--- Start of Exercise material ---
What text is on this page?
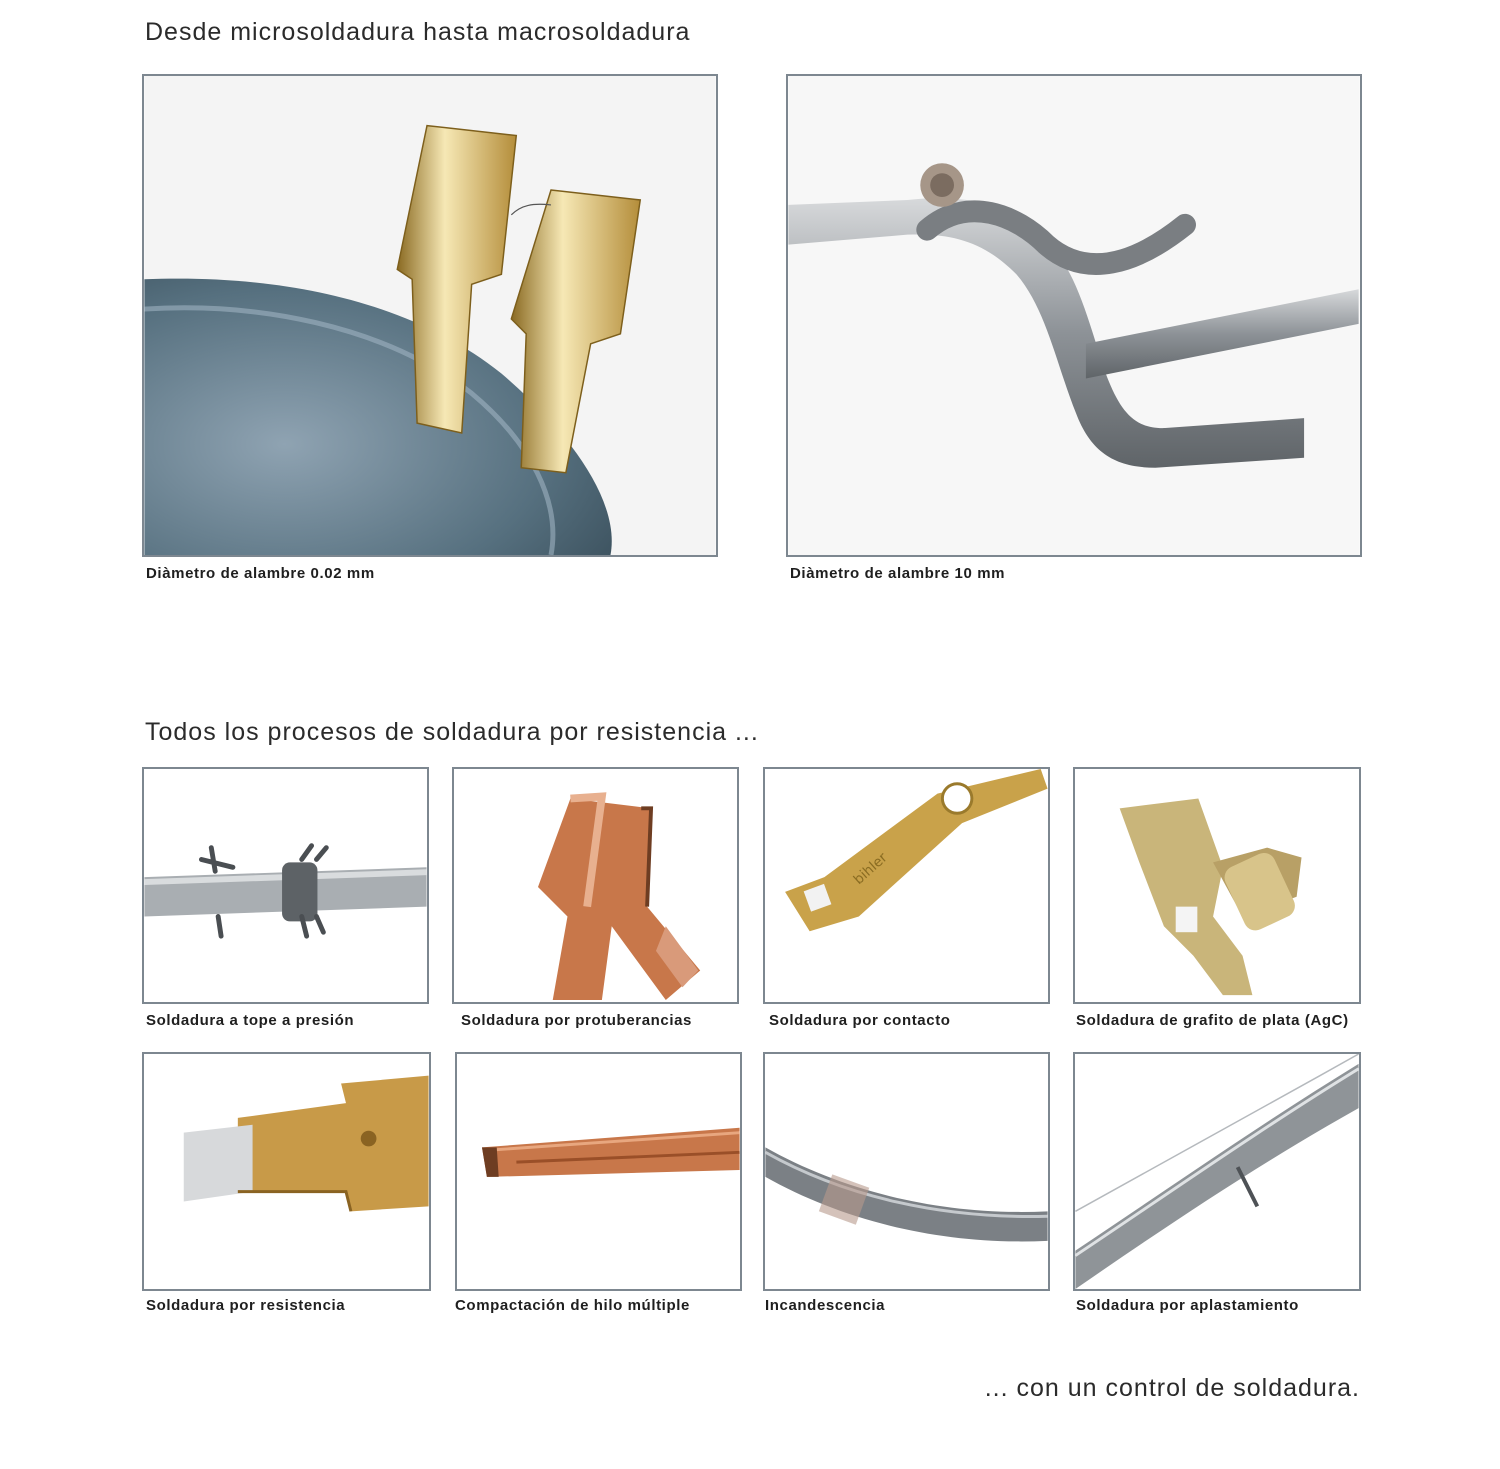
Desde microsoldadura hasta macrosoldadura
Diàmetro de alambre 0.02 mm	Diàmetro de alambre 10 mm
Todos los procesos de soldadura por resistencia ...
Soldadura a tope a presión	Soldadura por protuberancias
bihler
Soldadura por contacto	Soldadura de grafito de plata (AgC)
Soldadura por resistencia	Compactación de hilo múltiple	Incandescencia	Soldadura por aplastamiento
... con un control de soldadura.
--- End of Exercise material ---
§ Problem statement: Copy every entry word for word, but omit the pictures.

§ The output:
What text is on this page?
Desde microsoldadura hasta macrosoldadura
Diàmetro de alambre 0.02 mm	Diàmetro de alambre 10 mm
Todos los procesos de soldadura por resistencia ...
Soldadura a tope a presión	Soldadura por protuberancias
bihler
Soldadura por contacto	Soldadura de grafito de plata (AgC)
Soldadura por resistencia	Compactación de hilo múltiple	Incandescencia	Soldadura por aplastamiento
... con un control de soldadura.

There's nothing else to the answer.